##### The data #####

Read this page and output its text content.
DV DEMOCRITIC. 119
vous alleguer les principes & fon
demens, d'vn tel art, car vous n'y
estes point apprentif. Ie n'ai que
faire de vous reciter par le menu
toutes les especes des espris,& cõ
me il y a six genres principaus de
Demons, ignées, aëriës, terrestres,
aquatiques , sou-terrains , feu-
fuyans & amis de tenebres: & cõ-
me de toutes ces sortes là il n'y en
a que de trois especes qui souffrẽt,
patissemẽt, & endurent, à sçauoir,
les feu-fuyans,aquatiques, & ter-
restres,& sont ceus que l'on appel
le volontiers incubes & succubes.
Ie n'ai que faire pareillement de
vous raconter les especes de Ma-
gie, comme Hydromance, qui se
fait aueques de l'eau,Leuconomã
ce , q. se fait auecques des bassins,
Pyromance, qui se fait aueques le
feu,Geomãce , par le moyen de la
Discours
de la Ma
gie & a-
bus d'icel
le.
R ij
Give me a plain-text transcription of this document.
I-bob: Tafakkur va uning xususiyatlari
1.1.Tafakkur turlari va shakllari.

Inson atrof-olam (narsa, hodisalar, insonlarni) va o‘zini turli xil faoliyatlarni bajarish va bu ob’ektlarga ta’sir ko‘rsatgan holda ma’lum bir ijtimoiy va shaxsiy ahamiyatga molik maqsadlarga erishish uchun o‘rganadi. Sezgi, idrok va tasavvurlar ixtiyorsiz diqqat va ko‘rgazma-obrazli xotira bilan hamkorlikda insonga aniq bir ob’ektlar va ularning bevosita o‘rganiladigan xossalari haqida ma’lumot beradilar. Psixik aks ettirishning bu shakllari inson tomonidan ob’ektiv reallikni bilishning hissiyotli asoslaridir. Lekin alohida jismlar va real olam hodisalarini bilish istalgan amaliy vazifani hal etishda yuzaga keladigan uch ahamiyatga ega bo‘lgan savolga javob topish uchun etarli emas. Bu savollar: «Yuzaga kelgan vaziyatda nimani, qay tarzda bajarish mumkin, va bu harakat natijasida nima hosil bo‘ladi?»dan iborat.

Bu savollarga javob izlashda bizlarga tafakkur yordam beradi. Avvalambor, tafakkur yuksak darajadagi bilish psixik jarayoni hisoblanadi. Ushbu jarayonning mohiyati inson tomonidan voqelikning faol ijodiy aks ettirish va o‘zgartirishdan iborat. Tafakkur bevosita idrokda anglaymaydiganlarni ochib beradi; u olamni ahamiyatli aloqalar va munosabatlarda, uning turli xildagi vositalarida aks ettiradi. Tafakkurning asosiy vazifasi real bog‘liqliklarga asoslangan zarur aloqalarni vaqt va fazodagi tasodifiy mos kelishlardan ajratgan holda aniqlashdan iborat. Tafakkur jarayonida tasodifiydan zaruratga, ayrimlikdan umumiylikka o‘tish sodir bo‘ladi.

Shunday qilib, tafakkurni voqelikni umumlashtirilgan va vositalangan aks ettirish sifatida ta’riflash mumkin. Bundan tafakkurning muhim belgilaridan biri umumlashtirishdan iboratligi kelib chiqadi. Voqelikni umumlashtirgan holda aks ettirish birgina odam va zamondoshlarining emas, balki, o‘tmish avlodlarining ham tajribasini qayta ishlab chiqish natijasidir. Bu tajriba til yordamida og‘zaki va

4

#####
##### The data #####

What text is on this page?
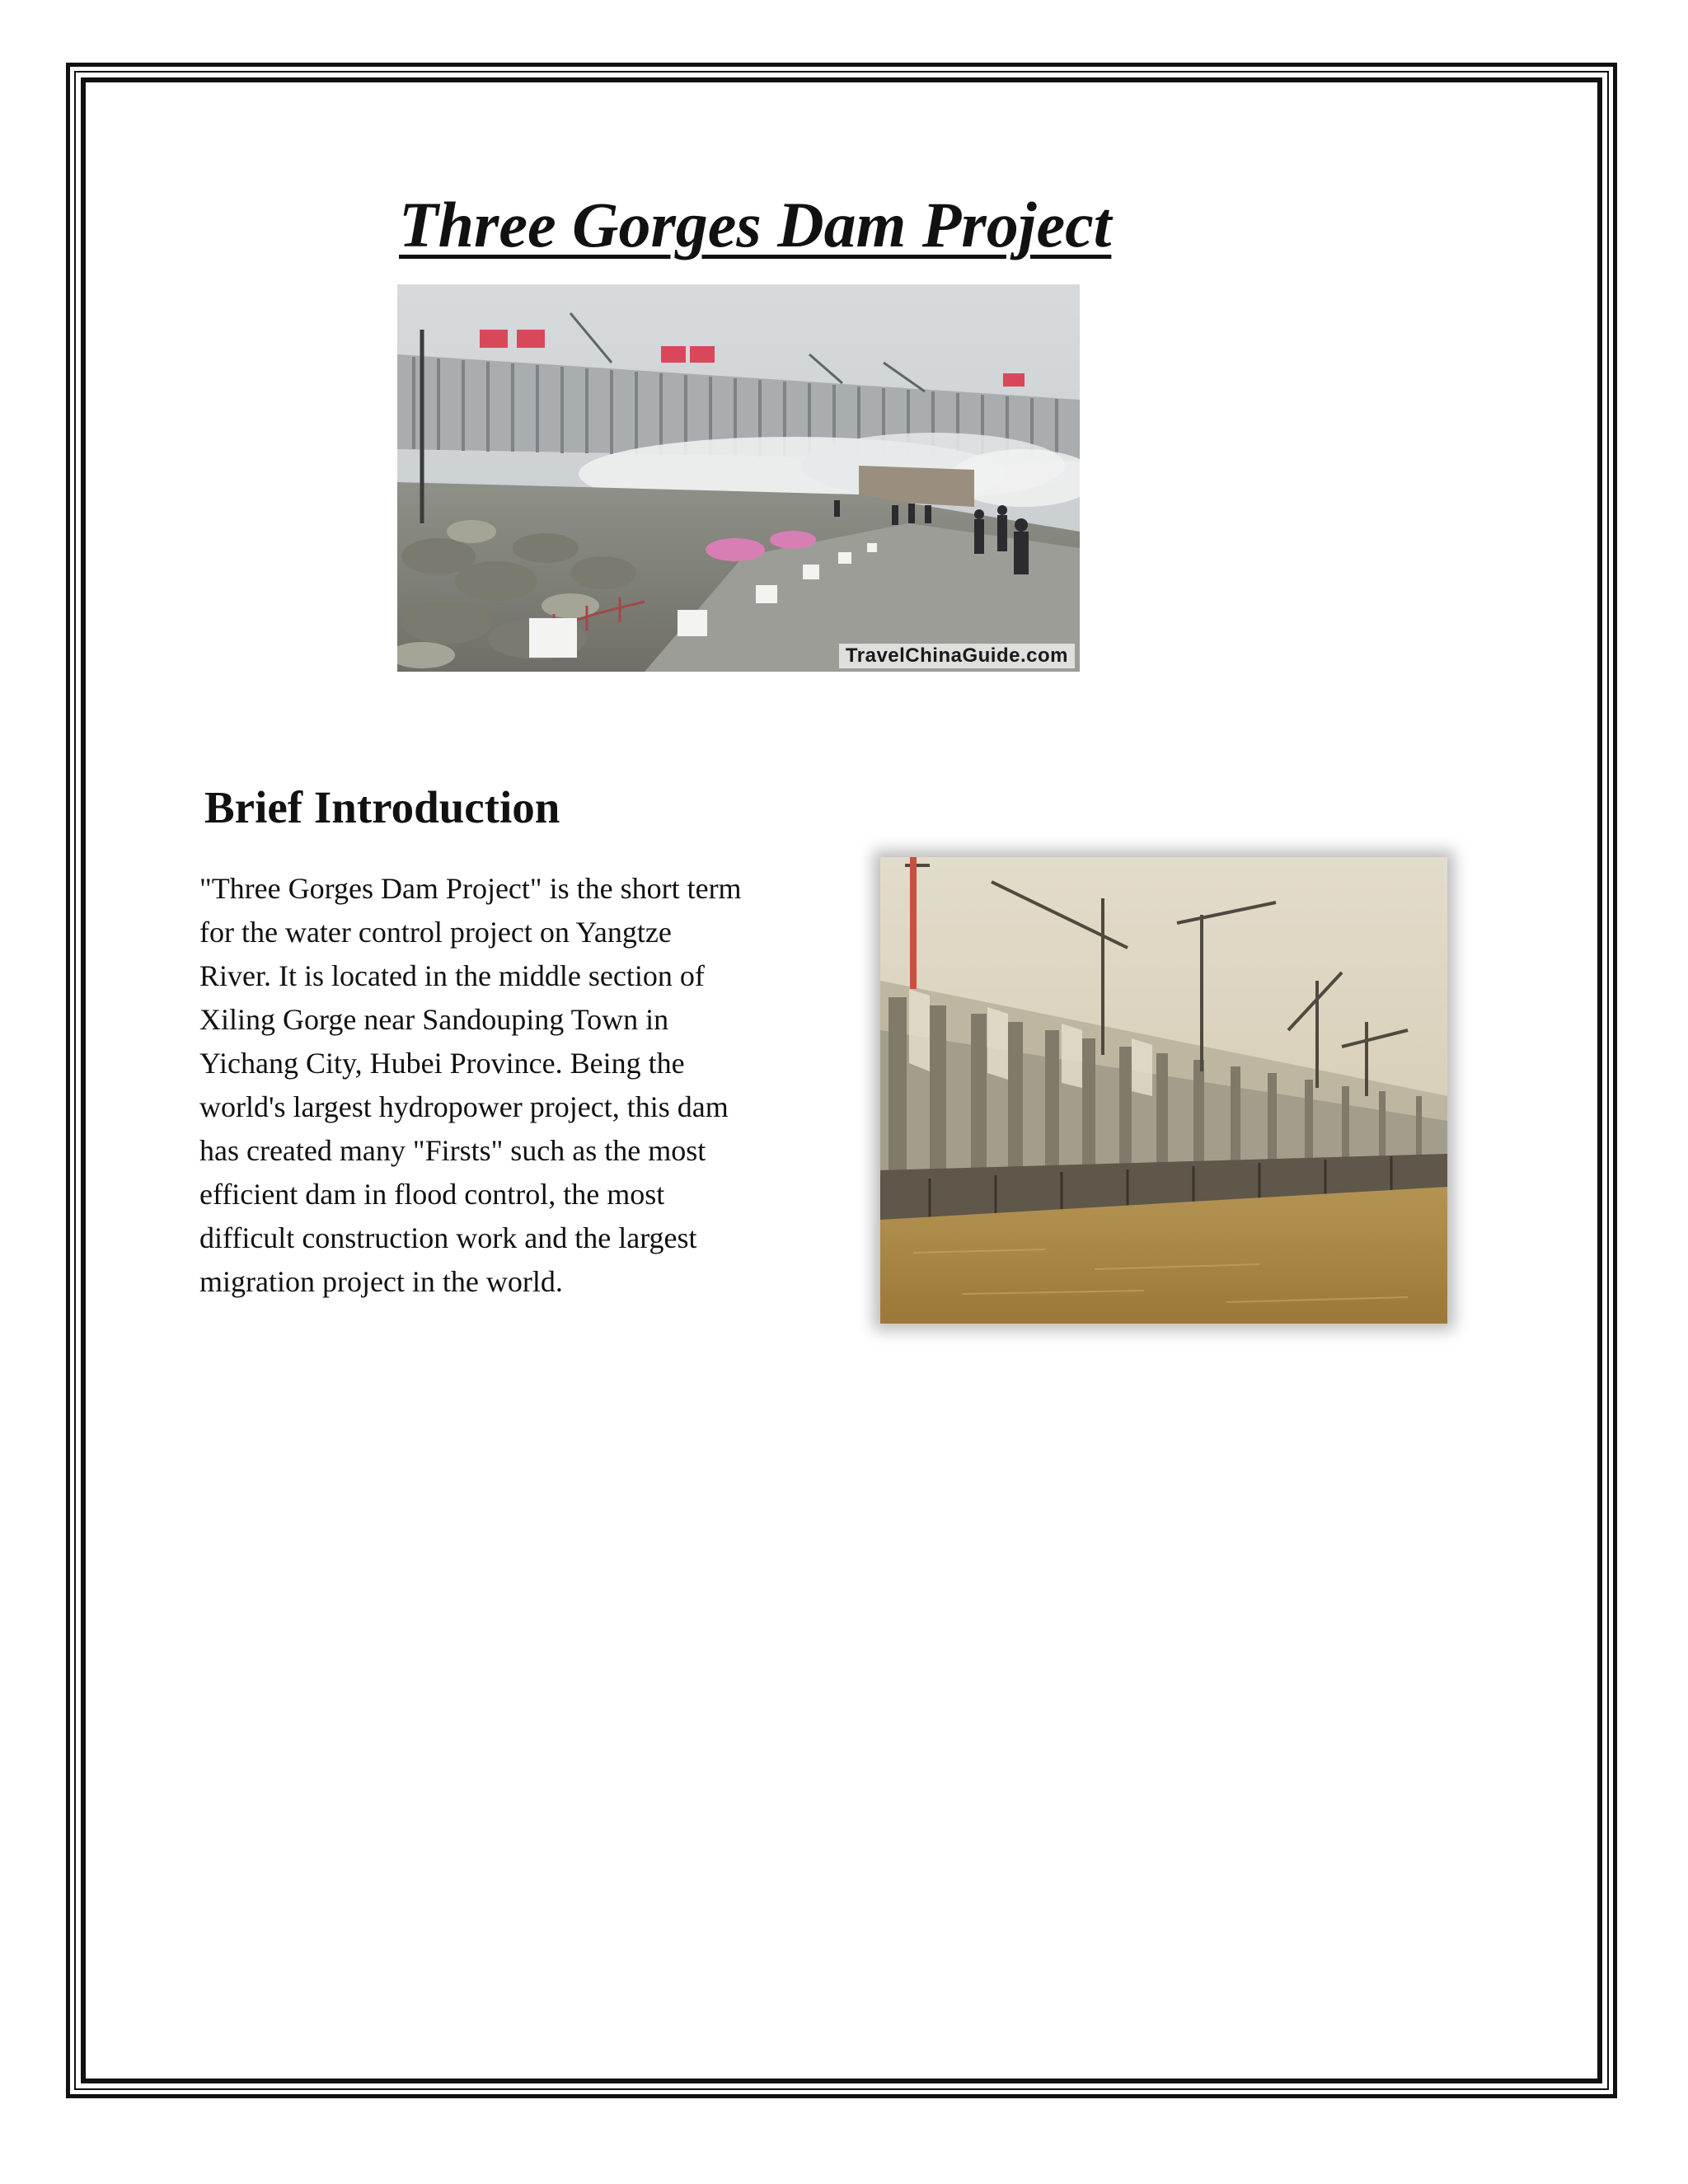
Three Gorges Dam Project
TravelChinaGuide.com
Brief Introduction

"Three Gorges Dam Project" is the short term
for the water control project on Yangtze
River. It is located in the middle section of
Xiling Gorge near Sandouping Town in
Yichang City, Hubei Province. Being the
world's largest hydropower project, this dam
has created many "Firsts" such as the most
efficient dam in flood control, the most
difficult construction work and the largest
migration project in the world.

#####

Show all lines in the entries above where the string "aueques" appears.

> _Solution_:
fait aueques de l'eau,Leuconomã
Pyromance, qui se fait aueques le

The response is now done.